* [Extracted data entries]
########

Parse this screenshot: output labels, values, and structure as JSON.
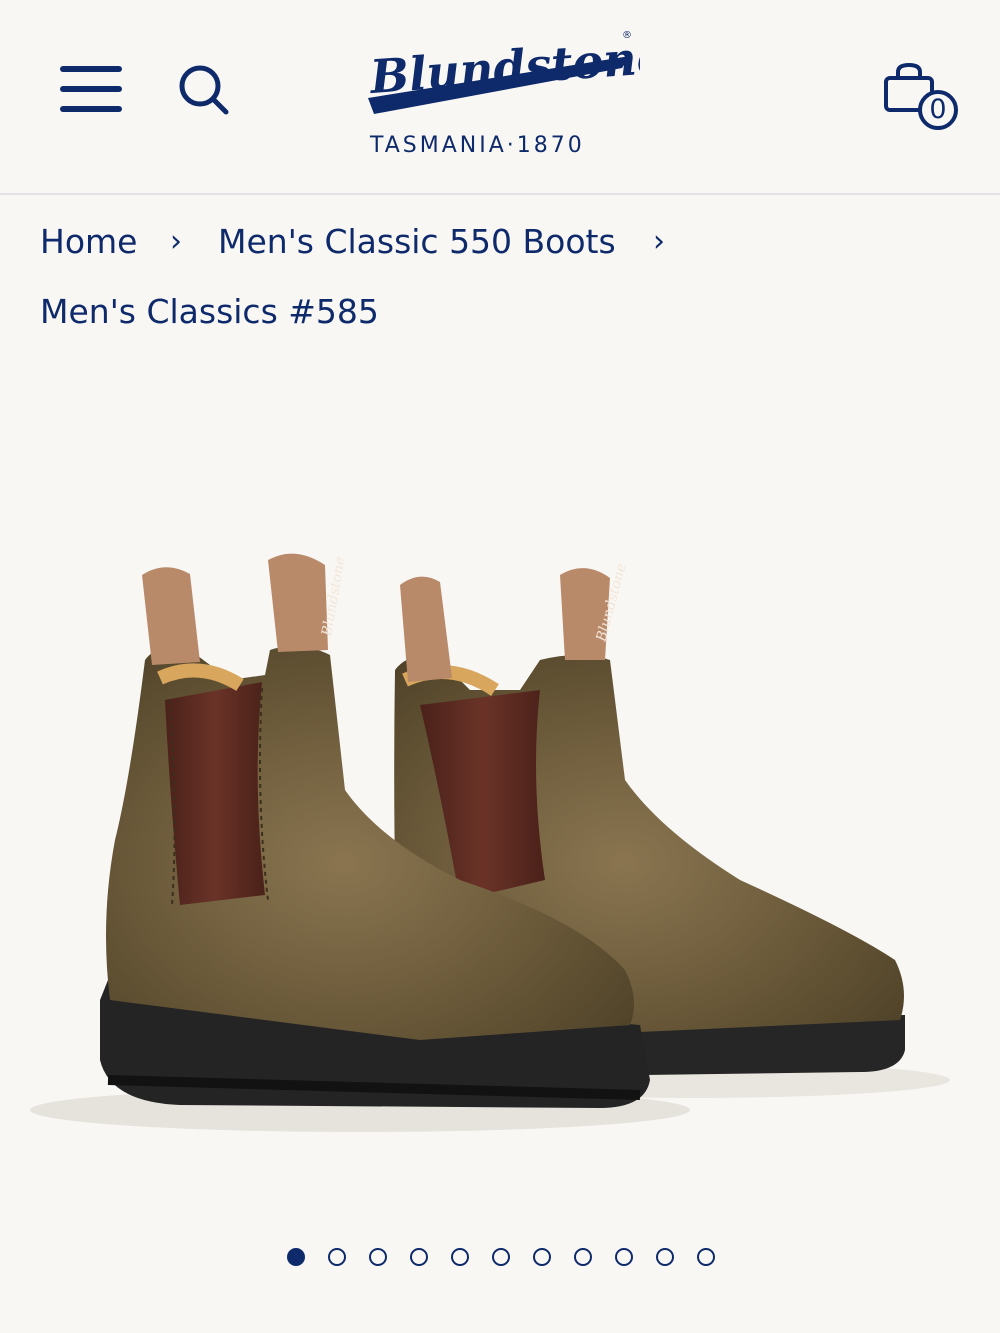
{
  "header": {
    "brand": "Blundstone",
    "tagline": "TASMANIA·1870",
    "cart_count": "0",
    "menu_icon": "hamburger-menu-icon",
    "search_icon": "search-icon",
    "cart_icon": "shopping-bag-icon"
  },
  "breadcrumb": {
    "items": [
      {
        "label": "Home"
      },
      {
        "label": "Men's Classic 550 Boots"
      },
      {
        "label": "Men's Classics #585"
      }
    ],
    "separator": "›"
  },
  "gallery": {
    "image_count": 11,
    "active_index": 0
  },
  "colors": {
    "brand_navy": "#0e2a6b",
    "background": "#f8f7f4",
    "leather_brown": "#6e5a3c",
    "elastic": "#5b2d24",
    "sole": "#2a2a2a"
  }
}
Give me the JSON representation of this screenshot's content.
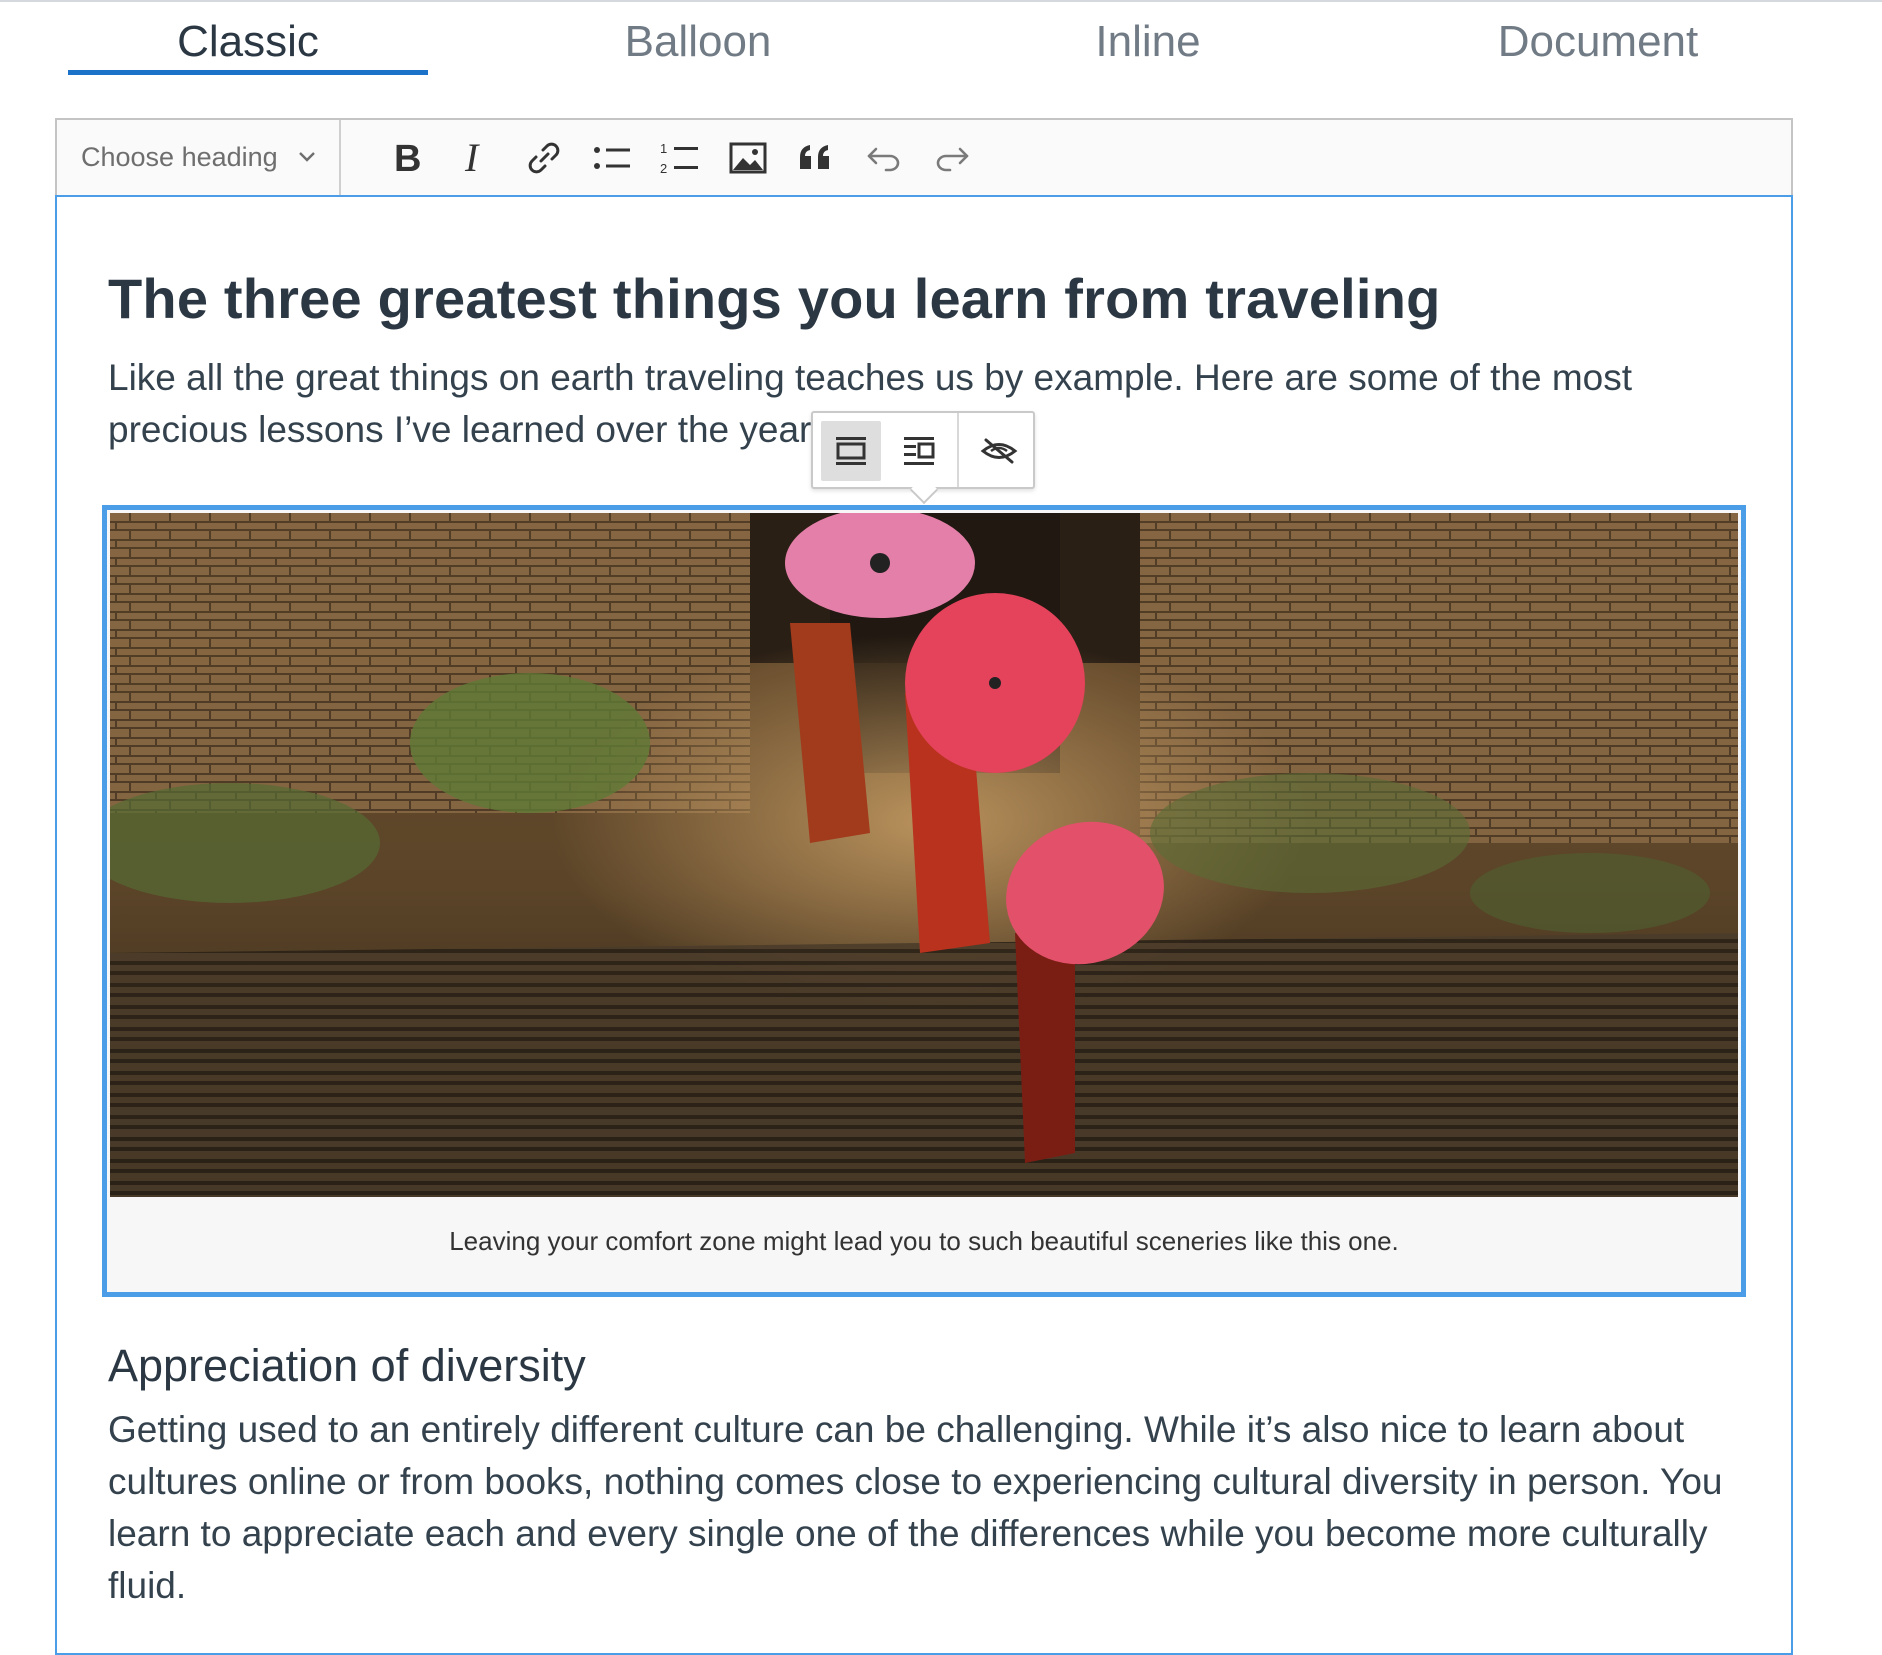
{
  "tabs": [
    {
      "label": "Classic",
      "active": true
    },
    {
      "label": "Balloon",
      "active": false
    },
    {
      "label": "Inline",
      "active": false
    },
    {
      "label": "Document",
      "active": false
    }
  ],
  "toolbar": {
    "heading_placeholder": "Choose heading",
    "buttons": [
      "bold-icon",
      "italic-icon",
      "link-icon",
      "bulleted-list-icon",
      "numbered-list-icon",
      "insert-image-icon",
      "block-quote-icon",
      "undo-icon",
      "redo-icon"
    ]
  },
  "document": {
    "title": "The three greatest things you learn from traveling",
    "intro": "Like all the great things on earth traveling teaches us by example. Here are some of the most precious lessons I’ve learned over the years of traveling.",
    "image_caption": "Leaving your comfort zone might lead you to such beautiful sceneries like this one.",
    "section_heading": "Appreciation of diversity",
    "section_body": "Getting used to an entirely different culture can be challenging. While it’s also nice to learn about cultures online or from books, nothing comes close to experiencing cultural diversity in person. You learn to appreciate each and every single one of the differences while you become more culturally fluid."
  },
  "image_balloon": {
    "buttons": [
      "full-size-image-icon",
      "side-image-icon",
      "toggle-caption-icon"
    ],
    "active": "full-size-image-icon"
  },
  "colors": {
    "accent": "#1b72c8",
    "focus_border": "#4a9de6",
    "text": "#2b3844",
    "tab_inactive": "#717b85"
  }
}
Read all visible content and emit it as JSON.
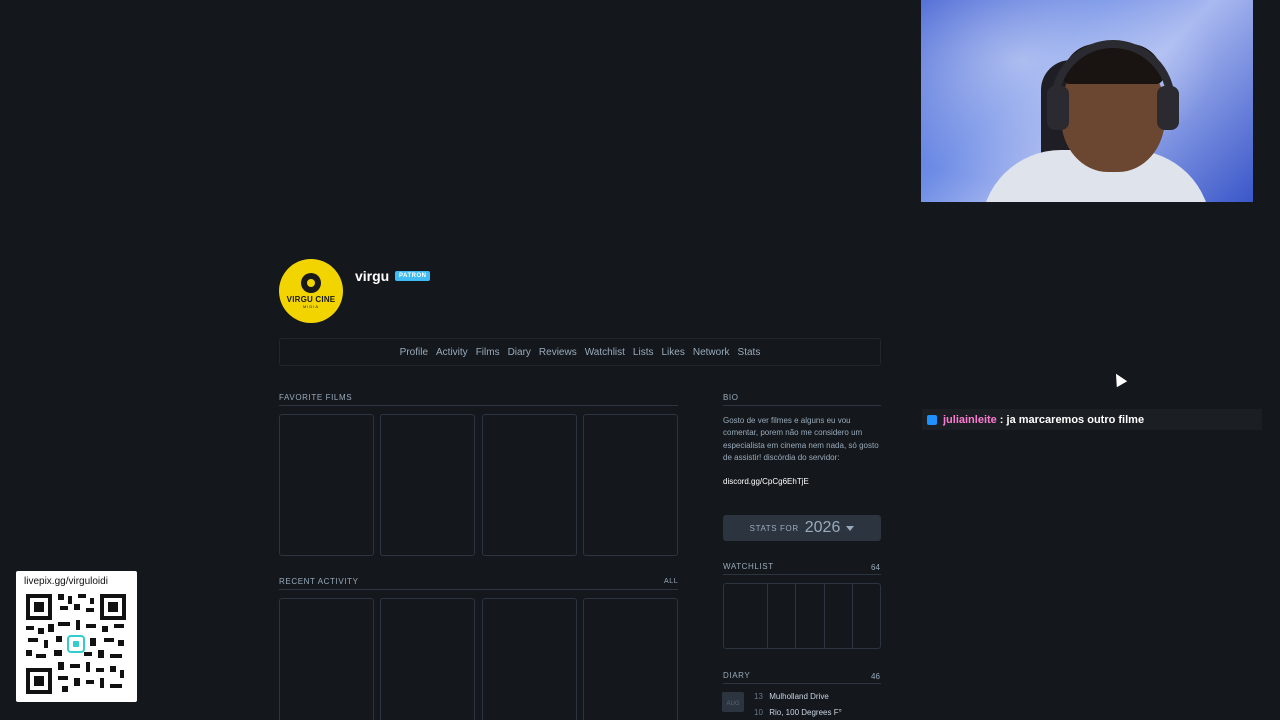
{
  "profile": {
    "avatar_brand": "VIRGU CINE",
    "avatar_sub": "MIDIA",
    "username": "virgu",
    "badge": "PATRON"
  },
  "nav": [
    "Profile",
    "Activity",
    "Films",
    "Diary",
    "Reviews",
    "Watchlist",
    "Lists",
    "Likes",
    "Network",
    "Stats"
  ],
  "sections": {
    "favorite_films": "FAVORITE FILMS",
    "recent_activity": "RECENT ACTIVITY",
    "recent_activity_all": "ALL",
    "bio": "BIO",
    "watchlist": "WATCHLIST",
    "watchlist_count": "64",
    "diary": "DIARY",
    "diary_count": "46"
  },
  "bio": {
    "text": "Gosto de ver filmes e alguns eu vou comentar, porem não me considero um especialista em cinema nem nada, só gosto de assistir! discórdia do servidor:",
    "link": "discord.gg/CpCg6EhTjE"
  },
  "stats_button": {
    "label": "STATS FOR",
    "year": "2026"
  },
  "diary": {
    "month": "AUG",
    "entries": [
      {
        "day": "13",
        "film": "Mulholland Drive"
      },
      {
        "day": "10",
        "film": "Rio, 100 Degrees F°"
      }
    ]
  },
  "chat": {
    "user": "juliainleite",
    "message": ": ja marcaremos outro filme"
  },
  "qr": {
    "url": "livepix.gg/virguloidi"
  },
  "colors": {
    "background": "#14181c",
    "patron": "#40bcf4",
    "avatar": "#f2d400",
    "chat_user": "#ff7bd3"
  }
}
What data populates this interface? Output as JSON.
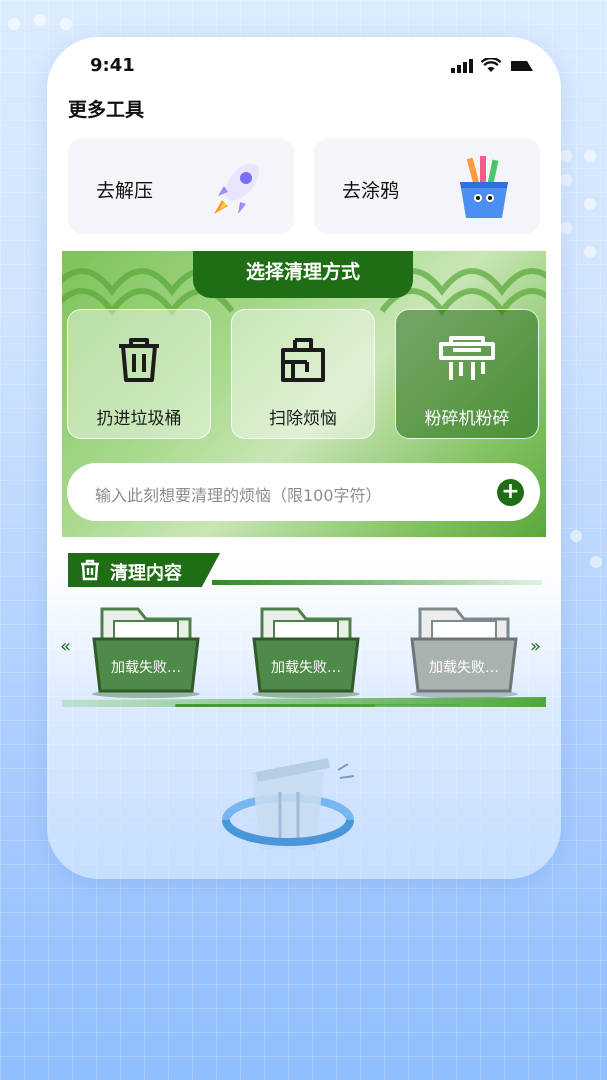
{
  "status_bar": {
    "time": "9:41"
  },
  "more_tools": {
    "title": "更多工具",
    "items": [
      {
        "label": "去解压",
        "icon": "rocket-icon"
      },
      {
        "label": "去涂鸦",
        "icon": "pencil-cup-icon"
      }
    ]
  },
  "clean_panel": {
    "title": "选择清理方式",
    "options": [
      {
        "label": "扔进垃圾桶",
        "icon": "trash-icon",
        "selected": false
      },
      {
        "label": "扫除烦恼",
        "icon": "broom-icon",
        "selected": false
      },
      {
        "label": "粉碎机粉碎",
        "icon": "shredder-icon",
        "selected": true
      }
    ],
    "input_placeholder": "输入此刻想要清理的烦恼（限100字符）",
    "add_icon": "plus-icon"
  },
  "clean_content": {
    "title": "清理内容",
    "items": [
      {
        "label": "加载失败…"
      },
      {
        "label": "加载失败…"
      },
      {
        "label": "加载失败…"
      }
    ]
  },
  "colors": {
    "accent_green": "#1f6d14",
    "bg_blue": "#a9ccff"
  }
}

########

* [DIRECTIVE] From the material above, copy each line that includes the word "full".

* [CORRECT ANSWER]
      "full-size-image-icon",
    "active": "full-size-image-icon"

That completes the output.